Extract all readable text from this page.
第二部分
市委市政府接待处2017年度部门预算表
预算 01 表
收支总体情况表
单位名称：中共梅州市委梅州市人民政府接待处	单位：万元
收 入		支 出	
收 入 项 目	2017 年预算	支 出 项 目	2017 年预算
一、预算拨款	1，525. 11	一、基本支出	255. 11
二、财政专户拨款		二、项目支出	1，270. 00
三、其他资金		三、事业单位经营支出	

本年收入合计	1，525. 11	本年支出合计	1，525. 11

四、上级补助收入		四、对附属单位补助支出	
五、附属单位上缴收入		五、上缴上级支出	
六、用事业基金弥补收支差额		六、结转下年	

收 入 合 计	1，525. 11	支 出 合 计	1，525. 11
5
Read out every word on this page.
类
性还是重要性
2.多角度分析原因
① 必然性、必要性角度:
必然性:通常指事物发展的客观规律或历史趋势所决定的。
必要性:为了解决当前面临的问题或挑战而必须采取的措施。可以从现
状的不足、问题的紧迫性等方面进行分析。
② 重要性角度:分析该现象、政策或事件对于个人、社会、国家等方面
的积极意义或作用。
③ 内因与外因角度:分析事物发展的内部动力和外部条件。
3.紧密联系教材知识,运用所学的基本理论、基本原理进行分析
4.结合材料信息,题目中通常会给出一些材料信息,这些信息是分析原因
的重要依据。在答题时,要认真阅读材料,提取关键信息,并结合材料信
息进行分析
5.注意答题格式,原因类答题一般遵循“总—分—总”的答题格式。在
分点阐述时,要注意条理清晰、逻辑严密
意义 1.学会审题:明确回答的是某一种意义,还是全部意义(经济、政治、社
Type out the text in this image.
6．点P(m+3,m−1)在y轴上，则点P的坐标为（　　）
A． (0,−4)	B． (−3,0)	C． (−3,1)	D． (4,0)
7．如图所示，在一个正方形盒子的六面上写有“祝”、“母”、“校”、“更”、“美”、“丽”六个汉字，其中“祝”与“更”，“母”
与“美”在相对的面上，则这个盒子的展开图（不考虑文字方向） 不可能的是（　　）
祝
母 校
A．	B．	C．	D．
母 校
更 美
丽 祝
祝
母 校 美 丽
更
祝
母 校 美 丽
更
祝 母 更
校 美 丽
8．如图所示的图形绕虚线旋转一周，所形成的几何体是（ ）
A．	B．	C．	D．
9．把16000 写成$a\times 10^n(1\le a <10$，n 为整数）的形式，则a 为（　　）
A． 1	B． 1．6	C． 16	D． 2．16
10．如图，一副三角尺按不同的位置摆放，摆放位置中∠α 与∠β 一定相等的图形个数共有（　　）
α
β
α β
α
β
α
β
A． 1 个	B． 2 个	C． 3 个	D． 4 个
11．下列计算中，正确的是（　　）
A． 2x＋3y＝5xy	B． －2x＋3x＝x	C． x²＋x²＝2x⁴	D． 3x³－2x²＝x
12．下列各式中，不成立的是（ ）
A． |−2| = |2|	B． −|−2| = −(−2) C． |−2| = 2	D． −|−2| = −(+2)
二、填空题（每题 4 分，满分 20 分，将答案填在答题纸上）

━━━━━━━━━━━━━━━━

*Task brief*
Tally the lines of the records holding the word "text", then give only the resulting number.

*Response below*
2